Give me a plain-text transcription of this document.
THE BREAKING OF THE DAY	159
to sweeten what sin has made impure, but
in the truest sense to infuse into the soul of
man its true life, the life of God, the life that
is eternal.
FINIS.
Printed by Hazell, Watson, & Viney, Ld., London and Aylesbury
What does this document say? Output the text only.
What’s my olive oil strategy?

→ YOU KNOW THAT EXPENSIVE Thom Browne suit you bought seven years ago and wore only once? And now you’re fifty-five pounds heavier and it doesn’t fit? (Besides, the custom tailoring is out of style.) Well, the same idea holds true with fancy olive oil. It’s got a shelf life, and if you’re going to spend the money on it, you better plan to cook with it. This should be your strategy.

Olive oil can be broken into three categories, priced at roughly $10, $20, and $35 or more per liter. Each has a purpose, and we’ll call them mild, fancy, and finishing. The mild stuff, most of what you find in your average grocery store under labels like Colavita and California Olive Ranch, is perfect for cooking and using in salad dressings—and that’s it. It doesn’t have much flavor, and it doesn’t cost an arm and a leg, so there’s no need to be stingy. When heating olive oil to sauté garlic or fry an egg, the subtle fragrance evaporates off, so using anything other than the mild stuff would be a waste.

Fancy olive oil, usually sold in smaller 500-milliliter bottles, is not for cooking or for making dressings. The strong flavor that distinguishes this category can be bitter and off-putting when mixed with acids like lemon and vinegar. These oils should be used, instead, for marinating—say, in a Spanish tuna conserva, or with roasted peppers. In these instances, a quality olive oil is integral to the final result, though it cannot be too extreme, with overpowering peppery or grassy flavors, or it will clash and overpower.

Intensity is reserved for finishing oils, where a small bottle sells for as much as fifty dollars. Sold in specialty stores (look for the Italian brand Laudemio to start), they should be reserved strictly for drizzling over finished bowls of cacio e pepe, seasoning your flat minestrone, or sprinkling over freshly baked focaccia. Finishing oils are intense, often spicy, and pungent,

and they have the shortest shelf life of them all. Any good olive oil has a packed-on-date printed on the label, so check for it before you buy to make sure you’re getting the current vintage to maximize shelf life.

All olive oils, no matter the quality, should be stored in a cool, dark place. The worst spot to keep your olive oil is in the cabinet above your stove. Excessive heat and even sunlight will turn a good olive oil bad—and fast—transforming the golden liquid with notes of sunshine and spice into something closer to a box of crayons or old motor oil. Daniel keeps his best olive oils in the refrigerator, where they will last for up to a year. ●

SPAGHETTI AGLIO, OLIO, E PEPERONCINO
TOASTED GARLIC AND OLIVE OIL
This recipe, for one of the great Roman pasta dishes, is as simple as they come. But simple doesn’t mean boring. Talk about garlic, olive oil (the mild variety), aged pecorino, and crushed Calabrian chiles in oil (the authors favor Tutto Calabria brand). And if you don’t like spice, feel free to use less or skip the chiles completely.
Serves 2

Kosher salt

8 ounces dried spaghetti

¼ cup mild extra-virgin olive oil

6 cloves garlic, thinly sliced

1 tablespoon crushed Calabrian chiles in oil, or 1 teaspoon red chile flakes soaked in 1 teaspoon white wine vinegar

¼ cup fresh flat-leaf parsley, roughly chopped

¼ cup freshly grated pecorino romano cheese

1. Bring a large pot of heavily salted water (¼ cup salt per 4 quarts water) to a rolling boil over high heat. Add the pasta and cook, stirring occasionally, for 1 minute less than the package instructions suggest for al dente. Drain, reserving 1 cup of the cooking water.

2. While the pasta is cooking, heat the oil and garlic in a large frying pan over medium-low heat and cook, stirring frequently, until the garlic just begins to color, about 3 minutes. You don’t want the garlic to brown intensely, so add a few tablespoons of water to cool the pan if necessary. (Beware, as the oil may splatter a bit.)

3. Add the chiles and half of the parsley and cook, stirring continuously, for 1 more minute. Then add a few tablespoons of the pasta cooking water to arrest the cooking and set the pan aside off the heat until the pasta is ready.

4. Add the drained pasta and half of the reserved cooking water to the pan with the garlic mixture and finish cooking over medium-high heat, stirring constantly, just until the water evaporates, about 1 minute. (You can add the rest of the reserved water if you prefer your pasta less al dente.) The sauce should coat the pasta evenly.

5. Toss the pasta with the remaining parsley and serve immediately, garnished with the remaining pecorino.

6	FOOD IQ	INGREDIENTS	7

____

TASK DETAILS: Above are the records; copy all of them exactly.

EXPECTED ANSWER:
Give me a plain-text transcription of this document.
THE BREAKING OF THE DAY	159
to sweeten what sin has made impure, but
in the truest sense to infuse into the soul of
man its true life, the life of God, the life that
is eternal.
FINIS.
Printed by Hazell, Watson, & Viney, Ld., London and Aylesbury
What does this document say? Output the text only.
What’s my olive oil strategy?

→ YOU KNOW THAT EXPENSIVE Thom Browne suit you bought seven years ago and wore only once? And now you’re fifty-five pounds heavier and it doesn’t fit? (Besides, the custom tailoring is out of style.) Well, the same idea holds true with fancy olive oil. It’s got a shelf life, and if you’re going to spend the money on it, you better plan to cook with it. This should be your strategy.

Olive oil can be broken into three categories, priced at roughly $10, $20, and $35 or more per liter. Each has a purpose, and we’ll call them mild, fancy, and finishing. The mild stuff, most of what you find in your average grocery store under labels like Colavita and California Olive Ranch, is perfect for cooking and using in salad dressings—and that’s it. It doesn’t have much flavor, and it doesn’t cost an arm and a leg, so there’s no need to be stingy. When heating olive oil to sauté garlic or fry an egg, the subtle fragrance evaporates off, so using anything other than the mild stuff would be a waste.

Fancy olive oil, usually sold in smaller 500-milliliter bottles, is not for cooking or for making dressings. The strong flavor that distinguishes this category can be bitter and off-putting when mixed with acids like lemon and vinegar. These oils should be used, instead, for marinating—say, in a Spanish tuna conserva, or with roasted peppers. In these instances, a quality olive oil is integral to the final result, though it cannot be too extreme, with overpowering peppery or grassy flavors, or it will clash and overpower.

Intensity is reserved for finishing oils, where a small bottle sells for as much as fifty dollars. Sold in specialty stores (look for the Italian brand Laudemio to start), they should be reserved strictly for drizzling over finished bowls of cacio e pepe, seasoning your flat minestrone, or sprinkling over freshly baked focaccia. Finishing oils are intense, often spicy, and pungent,

and they have the shortest shelf life of them all. Any good olive oil has a packed-on-date printed on the label, so check for it before you buy to make sure you’re getting the current vintage to maximize shelf life.

All olive oils, no matter the quality, should be stored in a cool, dark place. The worst spot to keep your olive oil is in the cabinet above your stove. Excessive heat and even sunlight will turn a good olive oil bad—and fast—transforming the golden liquid with notes of sunshine and spice into something closer to a box of crayons or old motor oil. Daniel keeps his best olive oils in the refrigerator, where they will last for up to a year. ●

SPAGHETTI AGLIO, OLIO, E PEPERONCINO
TOASTED GARLIC AND OLIVE OIL
This recipe, for one of the great Roman pasta dishes, is as simple as they come. But simple doesn’t mean boring. Talk about garlic, olive oil (the mild variety), aged pecorino, and crushed Calabrian chiles in oil (the authors favor Tutto Calabria brand). And if you don’t like spice, feel free to use less or skip the chiles completely.
Serves 2

Kosher salt

8 ounces dried spaghetti

¼ cup mild extra-virgin olive oil

6 cloves garlic, thinly sliced

1 tablespoon crushed Calabrian chiles in oil, or 1 teaspoon red chile flakes soaked in 1 teaspoon white wine vinegar

¼ cup fresh flat-leaf parsley, roughly chopped

¼ cup freshly grated pecorino romano cheese

1. Bring a large pot of heavily salted water (¼ cup salt per 4 quarts water) to a rolling boil over high heat. Add the pasta and cook, stirring occasionally, for 1 minute less than the package instructions suggest for al dente. Drain, reserving 1 cup of the cooking water.

2. While the pasta is cooking, heat the oil and garlic in a large frying pan over medium-low heat and cook, stirring frequently, until the garlic just begins to color, about 3 minutes. You don’t want the garlic to brown intensely, so add a few tablespoons of water to cool the pan if necessary. (Beware, as the oil may splatter a bit.)

3. Add the chiles and half of the parsley and cook, stirring continuously, for 1 more minute. Then add a few tablespoons of the pasta cooking water to arrest the cooking and set the pan aside off the heat until the pasta is ready.

4. Add the drained pasta and half of the reserved cooking water to the pan with the garlic mixture and finish cooking over medium-high heat, stirring constantly, just until the water evaporates, about 1 minute. (You can add the rest of the reserved water if you prefer your pasta less al dente.) The sauce should coat the pasta evenly.

5. Toss the pasta with the remaining parsley and serve immediately, garnished with the remaining pecorino.

6	FOOD IQ	INGREDIENTS	7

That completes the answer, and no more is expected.